_Exercise task_
Only lines holding the string "meses" are wanted; copy each one from the material.

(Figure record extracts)
**********
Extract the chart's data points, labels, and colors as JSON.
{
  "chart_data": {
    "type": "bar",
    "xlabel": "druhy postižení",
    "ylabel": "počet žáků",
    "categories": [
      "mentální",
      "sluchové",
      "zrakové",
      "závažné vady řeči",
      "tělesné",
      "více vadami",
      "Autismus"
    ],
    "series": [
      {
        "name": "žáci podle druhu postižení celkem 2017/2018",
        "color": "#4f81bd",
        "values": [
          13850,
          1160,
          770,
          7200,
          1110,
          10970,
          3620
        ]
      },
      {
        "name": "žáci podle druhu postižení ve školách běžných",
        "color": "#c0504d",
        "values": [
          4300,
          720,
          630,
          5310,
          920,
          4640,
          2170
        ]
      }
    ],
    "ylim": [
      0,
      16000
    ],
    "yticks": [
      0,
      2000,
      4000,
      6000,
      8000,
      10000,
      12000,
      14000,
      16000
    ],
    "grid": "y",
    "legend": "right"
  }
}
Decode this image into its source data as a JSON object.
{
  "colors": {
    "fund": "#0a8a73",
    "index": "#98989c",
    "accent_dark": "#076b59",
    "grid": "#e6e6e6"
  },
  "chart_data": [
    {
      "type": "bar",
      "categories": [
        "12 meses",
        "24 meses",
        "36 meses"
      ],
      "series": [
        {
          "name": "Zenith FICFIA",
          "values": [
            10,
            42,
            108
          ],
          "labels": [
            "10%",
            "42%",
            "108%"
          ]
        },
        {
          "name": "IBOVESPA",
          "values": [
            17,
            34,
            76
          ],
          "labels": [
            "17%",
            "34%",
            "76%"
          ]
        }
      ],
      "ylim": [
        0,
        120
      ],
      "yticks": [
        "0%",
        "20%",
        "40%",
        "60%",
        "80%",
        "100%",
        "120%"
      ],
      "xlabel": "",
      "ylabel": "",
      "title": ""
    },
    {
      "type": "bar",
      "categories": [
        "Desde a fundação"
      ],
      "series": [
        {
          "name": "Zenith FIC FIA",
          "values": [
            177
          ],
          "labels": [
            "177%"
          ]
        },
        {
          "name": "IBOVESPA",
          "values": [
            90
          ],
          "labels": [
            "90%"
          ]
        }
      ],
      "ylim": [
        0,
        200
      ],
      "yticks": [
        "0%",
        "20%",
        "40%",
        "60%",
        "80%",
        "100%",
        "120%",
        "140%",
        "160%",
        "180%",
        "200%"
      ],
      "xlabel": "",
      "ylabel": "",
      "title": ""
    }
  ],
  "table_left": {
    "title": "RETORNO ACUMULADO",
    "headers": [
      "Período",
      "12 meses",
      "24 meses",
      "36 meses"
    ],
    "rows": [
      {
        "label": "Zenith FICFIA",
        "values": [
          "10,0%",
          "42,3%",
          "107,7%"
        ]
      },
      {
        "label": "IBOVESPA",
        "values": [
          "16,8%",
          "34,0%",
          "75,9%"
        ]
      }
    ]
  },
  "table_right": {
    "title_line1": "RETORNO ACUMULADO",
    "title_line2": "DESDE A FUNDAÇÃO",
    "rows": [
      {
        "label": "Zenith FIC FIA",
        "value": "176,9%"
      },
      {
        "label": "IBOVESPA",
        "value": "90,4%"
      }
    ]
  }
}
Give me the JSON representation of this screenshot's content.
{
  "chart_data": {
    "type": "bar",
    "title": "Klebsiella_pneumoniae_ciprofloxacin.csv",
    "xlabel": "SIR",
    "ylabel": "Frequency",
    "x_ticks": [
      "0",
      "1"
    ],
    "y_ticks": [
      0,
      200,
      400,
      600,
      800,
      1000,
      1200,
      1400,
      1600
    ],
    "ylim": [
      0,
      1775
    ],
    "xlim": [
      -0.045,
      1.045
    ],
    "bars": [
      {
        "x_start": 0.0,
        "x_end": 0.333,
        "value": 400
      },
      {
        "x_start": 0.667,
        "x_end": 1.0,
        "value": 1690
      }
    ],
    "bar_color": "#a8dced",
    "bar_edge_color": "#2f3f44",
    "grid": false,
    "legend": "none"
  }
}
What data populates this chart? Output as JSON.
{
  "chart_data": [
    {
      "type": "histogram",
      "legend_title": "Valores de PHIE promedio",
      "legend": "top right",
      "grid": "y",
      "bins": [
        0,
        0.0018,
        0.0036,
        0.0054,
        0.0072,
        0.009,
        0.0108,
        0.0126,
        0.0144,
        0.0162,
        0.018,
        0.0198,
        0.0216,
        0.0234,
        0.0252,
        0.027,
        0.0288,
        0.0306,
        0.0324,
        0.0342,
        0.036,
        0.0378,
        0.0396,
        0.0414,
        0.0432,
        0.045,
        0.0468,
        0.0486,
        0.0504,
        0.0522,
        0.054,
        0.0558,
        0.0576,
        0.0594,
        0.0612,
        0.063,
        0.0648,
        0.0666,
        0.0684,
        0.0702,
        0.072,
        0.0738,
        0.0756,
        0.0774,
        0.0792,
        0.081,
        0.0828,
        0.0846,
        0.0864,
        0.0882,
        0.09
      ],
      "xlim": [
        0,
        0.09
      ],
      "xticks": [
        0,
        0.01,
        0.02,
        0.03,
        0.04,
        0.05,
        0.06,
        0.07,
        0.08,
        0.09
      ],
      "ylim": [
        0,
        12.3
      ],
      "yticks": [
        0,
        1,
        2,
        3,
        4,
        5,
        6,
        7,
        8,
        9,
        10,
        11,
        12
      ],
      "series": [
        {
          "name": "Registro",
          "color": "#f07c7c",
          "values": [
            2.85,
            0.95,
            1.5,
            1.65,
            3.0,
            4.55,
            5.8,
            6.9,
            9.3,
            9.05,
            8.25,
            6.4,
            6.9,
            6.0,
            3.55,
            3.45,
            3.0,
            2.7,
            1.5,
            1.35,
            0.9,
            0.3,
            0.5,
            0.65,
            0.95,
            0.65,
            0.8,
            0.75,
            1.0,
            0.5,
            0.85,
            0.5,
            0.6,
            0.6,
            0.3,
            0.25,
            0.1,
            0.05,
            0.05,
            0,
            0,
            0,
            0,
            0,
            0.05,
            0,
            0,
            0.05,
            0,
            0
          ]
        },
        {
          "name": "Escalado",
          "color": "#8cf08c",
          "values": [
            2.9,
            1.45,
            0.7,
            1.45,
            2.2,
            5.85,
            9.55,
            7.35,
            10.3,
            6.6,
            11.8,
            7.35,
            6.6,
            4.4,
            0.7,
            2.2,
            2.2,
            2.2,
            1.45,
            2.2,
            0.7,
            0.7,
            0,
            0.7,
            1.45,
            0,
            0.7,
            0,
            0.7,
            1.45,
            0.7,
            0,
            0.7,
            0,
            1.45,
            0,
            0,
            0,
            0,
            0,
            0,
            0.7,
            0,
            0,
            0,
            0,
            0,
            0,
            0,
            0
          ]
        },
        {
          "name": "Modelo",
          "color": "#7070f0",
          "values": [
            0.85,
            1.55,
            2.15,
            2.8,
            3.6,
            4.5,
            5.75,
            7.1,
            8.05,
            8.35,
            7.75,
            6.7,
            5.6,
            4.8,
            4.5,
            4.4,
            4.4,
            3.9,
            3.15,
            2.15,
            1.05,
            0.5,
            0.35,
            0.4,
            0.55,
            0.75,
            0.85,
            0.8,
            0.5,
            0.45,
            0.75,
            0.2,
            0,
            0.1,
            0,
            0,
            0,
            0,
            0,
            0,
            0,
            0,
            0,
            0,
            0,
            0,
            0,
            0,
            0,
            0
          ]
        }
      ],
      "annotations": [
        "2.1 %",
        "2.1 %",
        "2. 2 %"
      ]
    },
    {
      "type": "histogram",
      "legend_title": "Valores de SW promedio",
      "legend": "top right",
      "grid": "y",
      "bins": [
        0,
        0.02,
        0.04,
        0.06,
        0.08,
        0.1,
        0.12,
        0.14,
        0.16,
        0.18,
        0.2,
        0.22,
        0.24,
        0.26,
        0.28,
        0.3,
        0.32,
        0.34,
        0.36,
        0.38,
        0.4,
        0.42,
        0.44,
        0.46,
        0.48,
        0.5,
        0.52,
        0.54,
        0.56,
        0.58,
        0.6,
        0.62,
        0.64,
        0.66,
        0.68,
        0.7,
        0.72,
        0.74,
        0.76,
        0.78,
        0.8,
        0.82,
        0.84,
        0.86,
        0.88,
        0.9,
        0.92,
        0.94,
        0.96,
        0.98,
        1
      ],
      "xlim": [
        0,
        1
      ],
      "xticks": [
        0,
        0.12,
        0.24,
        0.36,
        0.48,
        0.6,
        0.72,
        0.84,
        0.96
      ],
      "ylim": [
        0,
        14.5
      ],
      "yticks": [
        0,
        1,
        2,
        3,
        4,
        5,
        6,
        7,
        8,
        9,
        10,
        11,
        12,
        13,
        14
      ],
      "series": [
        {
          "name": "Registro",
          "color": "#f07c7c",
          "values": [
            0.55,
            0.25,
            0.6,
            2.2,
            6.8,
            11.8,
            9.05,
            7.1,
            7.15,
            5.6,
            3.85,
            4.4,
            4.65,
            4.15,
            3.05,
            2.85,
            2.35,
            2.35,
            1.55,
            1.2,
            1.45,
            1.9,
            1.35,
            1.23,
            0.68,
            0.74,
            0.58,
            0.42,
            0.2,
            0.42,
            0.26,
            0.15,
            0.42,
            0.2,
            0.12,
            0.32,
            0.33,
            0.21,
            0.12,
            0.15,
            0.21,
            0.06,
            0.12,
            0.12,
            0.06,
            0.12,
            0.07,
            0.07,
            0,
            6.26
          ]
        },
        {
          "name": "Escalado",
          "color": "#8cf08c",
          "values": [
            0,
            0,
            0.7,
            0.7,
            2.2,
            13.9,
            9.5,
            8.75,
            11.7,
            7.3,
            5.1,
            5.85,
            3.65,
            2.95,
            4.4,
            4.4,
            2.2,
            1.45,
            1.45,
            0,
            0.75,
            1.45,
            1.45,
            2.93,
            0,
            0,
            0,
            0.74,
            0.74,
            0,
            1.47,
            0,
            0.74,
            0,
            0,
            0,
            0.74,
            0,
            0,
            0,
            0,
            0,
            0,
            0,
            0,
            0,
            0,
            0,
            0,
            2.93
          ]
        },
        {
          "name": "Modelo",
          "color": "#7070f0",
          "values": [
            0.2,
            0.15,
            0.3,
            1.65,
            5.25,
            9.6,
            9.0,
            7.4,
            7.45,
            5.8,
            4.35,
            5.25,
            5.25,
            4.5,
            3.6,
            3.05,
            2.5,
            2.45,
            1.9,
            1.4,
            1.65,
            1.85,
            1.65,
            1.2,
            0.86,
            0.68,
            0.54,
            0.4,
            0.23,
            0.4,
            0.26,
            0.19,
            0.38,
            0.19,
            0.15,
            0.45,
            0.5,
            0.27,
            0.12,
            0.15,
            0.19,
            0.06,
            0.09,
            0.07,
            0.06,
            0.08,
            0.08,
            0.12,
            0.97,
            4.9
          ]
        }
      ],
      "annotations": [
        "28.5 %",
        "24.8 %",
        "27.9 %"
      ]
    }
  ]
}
**********
_Correct response_
        "12 meses",
        "24 meses",
        "36 meses"
      "12 meses",
      "24 meses",
      "36 meses"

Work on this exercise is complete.